[start]

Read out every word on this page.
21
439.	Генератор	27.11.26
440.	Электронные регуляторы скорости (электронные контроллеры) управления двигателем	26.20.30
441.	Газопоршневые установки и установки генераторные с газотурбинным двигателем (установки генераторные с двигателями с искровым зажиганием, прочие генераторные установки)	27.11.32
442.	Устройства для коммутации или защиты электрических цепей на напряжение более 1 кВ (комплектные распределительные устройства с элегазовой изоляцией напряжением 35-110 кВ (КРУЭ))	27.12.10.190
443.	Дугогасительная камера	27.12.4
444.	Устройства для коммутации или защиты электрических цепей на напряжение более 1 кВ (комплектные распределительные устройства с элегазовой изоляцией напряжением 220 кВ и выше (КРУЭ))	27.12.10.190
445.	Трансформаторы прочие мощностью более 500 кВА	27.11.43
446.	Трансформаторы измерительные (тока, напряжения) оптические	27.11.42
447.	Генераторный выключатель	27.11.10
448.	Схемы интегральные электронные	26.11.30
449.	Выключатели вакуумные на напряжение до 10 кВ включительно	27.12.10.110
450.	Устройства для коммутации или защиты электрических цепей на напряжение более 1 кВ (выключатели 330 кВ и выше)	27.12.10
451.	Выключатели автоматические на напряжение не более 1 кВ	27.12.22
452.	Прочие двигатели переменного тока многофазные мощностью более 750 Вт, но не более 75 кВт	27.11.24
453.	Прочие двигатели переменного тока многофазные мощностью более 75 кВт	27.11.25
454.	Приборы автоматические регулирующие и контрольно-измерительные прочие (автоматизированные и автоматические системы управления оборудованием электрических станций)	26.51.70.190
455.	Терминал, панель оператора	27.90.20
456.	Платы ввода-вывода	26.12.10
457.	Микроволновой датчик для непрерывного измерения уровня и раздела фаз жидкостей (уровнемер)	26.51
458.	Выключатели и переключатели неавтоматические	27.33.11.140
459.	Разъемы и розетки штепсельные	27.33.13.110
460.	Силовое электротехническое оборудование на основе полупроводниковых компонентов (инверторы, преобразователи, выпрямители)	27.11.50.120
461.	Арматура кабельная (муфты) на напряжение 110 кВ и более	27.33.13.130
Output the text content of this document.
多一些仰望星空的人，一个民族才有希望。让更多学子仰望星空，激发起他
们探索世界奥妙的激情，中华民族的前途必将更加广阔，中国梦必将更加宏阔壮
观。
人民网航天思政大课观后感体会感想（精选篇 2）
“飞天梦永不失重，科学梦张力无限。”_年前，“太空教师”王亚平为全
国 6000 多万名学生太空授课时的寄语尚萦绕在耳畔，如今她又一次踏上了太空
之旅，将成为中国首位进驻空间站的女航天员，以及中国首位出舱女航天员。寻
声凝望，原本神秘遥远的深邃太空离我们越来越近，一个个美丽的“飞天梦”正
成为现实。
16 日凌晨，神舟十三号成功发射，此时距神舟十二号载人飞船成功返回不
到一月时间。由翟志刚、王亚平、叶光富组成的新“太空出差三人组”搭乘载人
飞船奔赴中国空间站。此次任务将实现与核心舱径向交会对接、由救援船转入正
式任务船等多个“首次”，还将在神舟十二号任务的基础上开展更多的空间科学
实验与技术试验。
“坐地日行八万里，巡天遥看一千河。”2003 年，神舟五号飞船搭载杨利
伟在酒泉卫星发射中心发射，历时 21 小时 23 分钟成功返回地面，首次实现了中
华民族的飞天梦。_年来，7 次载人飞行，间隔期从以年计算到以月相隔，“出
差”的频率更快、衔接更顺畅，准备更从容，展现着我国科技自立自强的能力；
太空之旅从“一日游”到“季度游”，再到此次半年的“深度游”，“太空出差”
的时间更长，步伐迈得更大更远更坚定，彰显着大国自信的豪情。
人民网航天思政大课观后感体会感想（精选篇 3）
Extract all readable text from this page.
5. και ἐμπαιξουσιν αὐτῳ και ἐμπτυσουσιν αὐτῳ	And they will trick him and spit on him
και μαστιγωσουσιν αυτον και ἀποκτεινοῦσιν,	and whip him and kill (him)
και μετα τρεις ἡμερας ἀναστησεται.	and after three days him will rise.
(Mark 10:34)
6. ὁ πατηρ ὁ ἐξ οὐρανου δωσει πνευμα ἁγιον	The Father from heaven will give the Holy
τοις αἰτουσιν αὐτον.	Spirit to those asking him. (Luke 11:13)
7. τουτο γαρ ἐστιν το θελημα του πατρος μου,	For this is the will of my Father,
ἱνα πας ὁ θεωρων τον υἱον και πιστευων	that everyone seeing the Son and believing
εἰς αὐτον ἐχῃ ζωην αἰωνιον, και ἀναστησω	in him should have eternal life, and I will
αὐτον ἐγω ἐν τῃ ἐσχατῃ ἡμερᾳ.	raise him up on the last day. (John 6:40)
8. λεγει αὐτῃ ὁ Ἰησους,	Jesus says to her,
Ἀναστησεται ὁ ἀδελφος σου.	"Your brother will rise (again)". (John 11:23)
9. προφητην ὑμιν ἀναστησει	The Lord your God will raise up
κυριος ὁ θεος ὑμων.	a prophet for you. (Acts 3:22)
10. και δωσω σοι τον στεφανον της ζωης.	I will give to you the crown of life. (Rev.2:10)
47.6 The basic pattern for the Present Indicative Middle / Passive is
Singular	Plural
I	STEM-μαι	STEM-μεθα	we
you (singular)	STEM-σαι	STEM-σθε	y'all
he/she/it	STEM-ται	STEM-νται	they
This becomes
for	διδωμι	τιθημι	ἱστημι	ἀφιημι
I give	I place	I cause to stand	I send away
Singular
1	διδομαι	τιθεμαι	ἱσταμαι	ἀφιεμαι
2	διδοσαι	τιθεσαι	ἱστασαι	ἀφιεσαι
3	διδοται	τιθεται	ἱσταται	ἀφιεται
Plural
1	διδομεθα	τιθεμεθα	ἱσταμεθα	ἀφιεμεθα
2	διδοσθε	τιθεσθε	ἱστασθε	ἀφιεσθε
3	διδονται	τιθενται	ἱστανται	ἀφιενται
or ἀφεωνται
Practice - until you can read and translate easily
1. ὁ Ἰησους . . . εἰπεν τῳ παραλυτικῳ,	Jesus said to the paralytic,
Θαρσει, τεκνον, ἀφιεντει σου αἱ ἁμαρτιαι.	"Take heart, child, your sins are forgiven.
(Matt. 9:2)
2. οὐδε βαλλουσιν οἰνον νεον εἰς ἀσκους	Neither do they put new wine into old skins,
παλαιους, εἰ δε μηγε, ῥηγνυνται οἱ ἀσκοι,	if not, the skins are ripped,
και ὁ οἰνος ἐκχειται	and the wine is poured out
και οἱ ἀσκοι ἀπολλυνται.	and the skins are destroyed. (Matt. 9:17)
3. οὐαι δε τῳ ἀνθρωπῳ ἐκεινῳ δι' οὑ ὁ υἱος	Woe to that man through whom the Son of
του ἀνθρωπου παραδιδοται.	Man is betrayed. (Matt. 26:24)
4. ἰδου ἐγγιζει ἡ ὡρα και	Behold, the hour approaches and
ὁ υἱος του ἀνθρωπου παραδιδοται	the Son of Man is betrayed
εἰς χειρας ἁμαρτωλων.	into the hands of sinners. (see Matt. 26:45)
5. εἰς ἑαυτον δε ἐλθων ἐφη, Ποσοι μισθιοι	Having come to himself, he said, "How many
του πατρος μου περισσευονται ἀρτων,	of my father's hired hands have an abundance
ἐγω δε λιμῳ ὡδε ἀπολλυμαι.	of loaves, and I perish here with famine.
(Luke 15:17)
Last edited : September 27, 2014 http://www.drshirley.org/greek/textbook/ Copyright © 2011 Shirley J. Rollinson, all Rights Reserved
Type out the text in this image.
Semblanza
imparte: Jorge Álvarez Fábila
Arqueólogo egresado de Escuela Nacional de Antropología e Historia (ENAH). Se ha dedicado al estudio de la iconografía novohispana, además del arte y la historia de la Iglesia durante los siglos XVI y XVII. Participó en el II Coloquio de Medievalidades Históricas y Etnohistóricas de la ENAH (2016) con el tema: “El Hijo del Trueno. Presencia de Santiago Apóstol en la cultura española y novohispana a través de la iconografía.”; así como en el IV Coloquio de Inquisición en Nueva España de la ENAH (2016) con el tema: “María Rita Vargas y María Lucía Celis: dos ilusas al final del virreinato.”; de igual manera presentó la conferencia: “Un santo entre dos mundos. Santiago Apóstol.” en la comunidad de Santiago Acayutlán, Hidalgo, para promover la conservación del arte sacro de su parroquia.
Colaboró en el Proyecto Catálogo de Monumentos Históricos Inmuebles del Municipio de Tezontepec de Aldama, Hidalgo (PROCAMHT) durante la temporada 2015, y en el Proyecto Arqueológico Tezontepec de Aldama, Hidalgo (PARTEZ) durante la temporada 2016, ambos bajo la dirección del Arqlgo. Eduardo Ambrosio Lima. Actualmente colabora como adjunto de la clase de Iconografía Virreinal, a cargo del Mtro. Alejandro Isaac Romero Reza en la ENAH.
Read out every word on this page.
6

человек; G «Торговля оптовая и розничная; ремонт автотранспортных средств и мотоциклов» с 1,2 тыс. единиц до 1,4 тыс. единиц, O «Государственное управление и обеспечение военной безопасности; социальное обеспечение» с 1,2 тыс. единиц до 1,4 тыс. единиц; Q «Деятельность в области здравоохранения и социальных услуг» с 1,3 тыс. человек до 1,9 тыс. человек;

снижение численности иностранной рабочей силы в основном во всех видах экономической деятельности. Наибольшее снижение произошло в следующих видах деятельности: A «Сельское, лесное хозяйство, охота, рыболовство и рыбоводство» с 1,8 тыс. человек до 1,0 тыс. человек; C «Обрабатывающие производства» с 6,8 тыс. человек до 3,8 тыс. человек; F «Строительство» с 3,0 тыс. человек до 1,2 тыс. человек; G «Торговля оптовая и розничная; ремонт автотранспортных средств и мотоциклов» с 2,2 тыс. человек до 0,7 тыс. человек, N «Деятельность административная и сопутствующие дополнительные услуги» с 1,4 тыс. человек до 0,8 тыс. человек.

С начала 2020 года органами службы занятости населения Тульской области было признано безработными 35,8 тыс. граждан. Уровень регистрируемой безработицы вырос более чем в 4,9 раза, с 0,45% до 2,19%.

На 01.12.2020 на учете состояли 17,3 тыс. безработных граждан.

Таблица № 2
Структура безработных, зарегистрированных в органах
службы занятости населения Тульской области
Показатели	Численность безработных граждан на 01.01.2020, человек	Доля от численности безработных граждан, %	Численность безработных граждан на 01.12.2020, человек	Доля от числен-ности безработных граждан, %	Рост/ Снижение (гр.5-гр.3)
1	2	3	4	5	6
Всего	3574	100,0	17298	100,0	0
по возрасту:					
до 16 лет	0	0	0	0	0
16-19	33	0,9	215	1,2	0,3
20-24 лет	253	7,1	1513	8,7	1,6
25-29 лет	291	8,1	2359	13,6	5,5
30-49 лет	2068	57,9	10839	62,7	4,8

[end]

AIM OF THE EXERCISE ▸
Of the lines in the data, how many contain the word "παραδιδοται"? Provide the number and nothing further.

CORRECT RESPONSE ▸
2